[Rows from a figure dataset]

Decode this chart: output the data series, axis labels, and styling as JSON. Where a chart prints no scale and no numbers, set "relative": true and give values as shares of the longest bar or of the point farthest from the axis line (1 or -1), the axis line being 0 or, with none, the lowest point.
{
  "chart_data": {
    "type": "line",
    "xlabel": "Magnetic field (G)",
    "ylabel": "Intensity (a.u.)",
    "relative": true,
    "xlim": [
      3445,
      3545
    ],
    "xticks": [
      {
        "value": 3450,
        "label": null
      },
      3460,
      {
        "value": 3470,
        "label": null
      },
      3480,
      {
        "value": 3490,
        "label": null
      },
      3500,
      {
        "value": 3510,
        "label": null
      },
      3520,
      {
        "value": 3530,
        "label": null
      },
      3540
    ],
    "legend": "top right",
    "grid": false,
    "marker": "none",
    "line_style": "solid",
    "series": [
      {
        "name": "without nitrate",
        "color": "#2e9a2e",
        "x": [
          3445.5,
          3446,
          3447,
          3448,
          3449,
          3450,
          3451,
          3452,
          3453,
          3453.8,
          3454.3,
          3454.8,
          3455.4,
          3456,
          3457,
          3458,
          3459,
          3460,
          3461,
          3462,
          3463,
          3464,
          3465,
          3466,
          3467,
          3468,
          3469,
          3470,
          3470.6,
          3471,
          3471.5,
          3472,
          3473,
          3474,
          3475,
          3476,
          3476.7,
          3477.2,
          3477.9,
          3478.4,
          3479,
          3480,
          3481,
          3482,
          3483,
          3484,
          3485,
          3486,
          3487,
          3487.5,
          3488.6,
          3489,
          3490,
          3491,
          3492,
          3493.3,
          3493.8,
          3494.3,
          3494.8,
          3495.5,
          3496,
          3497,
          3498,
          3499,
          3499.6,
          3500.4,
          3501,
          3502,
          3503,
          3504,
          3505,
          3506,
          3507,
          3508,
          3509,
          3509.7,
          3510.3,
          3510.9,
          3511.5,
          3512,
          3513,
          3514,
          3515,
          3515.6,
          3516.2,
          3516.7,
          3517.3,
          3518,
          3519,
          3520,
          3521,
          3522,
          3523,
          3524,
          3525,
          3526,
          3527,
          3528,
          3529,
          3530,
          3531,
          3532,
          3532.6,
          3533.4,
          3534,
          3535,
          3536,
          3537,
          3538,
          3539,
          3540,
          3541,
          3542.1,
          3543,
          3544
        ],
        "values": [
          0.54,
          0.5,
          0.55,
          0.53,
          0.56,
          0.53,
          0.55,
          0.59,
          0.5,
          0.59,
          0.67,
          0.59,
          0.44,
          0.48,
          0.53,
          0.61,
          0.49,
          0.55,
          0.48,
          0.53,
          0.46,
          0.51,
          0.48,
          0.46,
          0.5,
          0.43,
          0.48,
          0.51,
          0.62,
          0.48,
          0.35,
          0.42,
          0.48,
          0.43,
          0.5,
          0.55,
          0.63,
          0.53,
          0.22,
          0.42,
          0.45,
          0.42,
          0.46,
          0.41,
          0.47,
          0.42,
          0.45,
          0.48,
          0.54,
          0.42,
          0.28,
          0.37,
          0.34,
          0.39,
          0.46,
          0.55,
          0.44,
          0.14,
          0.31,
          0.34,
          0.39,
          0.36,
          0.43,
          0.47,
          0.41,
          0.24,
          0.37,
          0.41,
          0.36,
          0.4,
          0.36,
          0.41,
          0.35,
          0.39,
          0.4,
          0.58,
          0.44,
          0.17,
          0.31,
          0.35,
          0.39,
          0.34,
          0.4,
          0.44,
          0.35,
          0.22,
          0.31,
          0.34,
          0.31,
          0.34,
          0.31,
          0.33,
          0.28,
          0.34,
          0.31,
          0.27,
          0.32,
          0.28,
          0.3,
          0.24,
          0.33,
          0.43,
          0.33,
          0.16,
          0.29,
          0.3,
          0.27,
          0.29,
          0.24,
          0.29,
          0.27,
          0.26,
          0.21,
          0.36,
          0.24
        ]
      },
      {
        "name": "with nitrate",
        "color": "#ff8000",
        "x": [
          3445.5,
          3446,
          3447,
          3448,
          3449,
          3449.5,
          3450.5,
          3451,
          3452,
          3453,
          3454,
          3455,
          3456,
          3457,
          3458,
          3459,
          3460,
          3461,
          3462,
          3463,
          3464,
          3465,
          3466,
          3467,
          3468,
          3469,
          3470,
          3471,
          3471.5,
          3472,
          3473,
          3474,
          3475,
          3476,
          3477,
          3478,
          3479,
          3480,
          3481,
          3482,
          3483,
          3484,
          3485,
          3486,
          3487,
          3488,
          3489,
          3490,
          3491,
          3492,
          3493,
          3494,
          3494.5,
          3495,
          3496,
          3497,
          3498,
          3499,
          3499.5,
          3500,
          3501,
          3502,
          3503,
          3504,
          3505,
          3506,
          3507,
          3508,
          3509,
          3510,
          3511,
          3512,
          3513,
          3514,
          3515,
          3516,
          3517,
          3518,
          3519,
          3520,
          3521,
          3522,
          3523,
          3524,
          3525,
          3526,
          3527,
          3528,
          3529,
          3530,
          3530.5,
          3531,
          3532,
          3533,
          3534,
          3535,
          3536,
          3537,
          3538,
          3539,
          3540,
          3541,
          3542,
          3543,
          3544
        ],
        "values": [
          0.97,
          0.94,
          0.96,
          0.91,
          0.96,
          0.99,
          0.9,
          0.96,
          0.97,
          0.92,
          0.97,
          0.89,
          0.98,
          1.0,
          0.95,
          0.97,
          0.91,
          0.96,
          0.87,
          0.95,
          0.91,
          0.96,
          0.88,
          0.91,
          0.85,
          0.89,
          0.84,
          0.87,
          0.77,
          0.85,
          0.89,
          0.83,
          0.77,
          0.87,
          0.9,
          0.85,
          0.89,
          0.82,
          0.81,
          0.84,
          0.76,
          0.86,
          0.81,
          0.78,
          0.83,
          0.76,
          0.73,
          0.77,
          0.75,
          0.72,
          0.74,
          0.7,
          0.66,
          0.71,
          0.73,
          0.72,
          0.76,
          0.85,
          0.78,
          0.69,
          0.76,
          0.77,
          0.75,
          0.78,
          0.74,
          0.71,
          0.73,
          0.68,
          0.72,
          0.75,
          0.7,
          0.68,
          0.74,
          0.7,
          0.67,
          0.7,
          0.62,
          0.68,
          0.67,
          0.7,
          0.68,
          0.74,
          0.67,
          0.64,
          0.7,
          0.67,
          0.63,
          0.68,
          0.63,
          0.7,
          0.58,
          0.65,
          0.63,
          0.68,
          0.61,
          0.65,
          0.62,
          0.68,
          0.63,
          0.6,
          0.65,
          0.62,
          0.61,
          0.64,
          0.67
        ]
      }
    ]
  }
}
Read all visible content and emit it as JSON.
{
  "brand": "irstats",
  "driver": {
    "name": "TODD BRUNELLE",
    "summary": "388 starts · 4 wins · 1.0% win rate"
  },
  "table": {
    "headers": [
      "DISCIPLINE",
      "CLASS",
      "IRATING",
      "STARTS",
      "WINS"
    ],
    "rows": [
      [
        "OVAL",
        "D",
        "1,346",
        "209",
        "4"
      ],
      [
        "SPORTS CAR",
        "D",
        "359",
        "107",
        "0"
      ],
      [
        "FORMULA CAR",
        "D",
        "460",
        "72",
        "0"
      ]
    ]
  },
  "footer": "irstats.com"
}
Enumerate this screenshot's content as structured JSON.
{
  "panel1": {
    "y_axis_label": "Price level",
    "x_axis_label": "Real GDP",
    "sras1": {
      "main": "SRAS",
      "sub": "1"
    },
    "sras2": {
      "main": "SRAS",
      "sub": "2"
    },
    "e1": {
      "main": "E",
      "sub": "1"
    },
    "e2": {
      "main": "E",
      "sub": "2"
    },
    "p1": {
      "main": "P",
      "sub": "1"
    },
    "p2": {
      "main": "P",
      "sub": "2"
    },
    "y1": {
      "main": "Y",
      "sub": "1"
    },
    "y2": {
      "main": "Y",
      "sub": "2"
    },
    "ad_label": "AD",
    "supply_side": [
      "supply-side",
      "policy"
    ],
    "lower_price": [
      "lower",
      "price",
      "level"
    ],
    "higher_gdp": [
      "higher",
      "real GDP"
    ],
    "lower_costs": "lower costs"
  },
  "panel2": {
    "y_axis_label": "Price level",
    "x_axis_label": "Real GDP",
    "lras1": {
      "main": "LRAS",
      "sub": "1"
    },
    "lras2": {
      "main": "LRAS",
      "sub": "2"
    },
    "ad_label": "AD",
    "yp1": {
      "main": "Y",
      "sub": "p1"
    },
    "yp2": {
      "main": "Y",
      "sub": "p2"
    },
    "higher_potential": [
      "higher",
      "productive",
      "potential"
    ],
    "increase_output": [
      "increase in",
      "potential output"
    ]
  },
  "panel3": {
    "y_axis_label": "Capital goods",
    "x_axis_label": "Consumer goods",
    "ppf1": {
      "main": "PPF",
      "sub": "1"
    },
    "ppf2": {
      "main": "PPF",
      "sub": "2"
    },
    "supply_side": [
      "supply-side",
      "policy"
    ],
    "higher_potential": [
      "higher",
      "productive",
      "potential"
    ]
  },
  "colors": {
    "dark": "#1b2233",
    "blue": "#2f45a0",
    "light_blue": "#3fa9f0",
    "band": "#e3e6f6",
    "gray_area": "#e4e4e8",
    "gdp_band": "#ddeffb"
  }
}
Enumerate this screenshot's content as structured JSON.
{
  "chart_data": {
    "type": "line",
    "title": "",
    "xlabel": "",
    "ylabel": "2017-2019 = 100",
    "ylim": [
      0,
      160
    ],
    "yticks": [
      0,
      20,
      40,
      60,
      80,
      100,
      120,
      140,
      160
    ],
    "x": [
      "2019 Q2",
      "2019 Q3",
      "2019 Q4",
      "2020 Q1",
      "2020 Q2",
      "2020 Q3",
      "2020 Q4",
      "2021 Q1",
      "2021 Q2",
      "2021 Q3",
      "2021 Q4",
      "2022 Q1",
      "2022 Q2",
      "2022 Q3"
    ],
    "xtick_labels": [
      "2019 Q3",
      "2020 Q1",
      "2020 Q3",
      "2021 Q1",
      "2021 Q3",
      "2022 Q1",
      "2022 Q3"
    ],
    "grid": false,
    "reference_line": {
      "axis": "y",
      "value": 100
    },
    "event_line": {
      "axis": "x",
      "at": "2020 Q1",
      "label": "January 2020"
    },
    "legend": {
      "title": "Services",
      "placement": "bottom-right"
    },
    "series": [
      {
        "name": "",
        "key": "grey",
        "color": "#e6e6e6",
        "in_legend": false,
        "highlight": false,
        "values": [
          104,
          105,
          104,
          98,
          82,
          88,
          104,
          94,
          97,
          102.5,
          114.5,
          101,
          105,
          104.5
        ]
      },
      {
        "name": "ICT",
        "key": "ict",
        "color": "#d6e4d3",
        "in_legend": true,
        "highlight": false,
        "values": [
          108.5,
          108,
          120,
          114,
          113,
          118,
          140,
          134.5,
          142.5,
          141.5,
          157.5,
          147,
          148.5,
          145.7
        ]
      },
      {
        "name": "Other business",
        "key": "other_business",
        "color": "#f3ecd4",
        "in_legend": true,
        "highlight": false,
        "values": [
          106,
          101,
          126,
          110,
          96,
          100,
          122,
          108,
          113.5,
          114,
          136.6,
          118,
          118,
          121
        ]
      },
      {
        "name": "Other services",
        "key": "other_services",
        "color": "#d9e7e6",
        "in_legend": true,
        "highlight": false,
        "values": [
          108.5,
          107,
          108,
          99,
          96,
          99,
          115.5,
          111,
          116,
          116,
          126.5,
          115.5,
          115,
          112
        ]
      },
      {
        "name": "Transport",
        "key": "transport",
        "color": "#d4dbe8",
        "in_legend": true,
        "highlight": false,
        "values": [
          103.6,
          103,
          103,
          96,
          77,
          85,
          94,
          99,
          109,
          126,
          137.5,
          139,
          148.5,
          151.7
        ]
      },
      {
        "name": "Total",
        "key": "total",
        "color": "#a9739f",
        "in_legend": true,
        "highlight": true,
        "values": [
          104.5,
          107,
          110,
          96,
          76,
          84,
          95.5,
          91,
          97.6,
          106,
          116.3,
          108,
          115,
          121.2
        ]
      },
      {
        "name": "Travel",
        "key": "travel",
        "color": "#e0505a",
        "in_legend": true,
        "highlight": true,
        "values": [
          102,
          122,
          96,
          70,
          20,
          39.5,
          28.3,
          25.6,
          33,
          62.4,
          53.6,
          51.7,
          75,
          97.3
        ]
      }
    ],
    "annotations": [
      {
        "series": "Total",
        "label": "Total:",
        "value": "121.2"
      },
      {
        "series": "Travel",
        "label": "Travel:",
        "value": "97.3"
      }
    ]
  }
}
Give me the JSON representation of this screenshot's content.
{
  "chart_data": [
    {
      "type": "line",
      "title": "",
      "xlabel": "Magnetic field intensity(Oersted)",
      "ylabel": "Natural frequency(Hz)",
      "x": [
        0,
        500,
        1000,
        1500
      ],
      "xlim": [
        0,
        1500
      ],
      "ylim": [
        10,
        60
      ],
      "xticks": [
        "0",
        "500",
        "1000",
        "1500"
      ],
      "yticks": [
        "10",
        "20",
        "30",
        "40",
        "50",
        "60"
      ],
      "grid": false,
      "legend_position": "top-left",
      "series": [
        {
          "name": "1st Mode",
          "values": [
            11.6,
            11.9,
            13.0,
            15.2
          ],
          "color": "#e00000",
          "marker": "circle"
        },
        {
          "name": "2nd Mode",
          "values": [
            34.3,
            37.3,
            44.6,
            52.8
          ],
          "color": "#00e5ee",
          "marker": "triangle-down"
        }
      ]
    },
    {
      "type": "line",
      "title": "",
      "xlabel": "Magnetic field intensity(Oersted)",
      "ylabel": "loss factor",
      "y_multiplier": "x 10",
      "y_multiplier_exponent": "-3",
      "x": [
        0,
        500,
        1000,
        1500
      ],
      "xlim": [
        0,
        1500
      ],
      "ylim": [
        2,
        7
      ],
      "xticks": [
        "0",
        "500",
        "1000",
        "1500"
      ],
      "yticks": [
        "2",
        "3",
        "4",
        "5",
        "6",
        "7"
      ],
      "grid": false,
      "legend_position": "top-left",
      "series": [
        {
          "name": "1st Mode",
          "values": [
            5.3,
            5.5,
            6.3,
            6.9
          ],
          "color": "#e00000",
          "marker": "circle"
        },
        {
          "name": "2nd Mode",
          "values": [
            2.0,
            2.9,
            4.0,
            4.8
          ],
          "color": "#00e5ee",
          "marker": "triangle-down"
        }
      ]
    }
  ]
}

Request: Return every line above in which the string "this" occurs.

Worked solution:
Decode this chart: output the data series, axis labels, and styling as JSON. Where a chart prints no scale and no numbers, set "relative": true and give values as shares of the longest bar or of the point farthest from the axis line (1 or -1), the axis line being 0 or, with none, the lowest point.
Enumerate this screenshot's content as structured JSON.
Enumerate this screenshot's content as structured JSON.
Give me the JSON representation of this screenshot's content.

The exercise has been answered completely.